What is expected: Identify the lines that contain the word "изменений" and copy each one.

Recorded data:
--- BEGIN ---

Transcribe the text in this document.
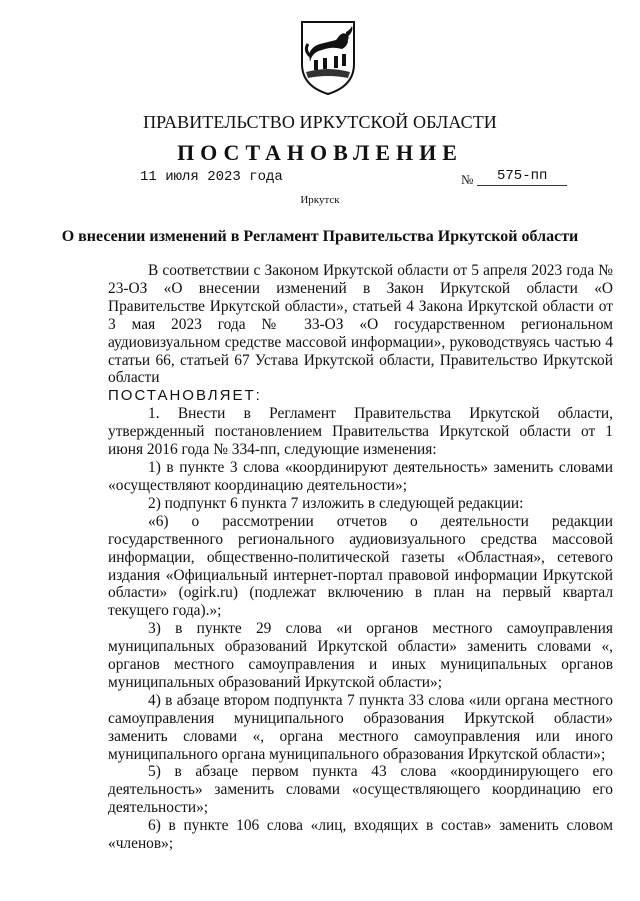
ПРАВИТЕЛЬСТВО ИРКУТСКОЙ ОБЛАСТИ
ПОСТАНОВЛЕНИЕ
11 июля 2023 года	№	575-пп
Иркутск
О внесении изменений в Регламент Правительства Иркутской области

В соответствии с Законом Иркутской области от 5 апреля 2023 года № 23-ОЗ «О внесении изменений в Закон Иркутской области «О Правительстве Иркутской области», статьей 4 Закона Иркутской области от 3 мая 2023 года № 33-ОЗ «О государственном региональном аудиовизуальном средстве массовой информации», руководствуясь частью 4 статьи 66, статьей 67 Устава Иркутской области, Правительство Иркутской области

ПОСТАНОВЛЯЕТ:

1. Внести в Регламент Правительства Иркутской области, утвержденный постановлением Правительства Иркутской области от 1 июня 2016 года № 334-пп, следующие изменения:

1) в пункте 3 слова «координируют деятельность» заменить словами «осуществляют координацию деятельности»;

2) подпункт 6 пункта 7 изложить в следующей редакции:

«6) о рассмотрении отчетов о деятельности редакции государственного регионального аудиовизуального средства массовой информации, общественно-политической газеты «Областная», сетевого издания «Официальный интернет-портал правовой информации Иркутской области» (ogirk.ru) (подлежат включению в план на первый квартал текущего года).»;

3) в пункте 29 слова «и органов местного самоуправления муниципальных образований Иркутской области» заменить словами «, органов местного самоуправления и иных муниципальных органов муниципальных образований Иркутской области»;

4) в абзаце втором подпункта 7 пункта 33 слова «или органа местного самоуправления муниципального образования Иркутской области» заменить словами «, органа местного самоуправления или иного муниципального органа муниципального образования Иркутской области»;

5) в абзаце первом пункта 43 слова «координирующего его деятельность» заменить словами «осуществляющего координацию его деятельности»;

6) в пункте 106 слова «лиц, входящих в состав» заменить словом «членов»;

--- END ---

Exercise output:
О внесении изменений в Регламент Правительства Иркутской области
В соответствии с Законом Иркутской области от 5 апреля 2023 года № 23-ОЗ «О внесении изменений в Закон Иркутской области «О Правительстве Иркутской области», статьей 4 Закона Иркутской области от 3 мая 2023 года № 33-ОЗ «О государственном региональном аудиовизуальном средстве массовой информации», руководствуясь частью 4 статьи 66, статьей 67 Устава Иркутской области, Правительство Иркутской области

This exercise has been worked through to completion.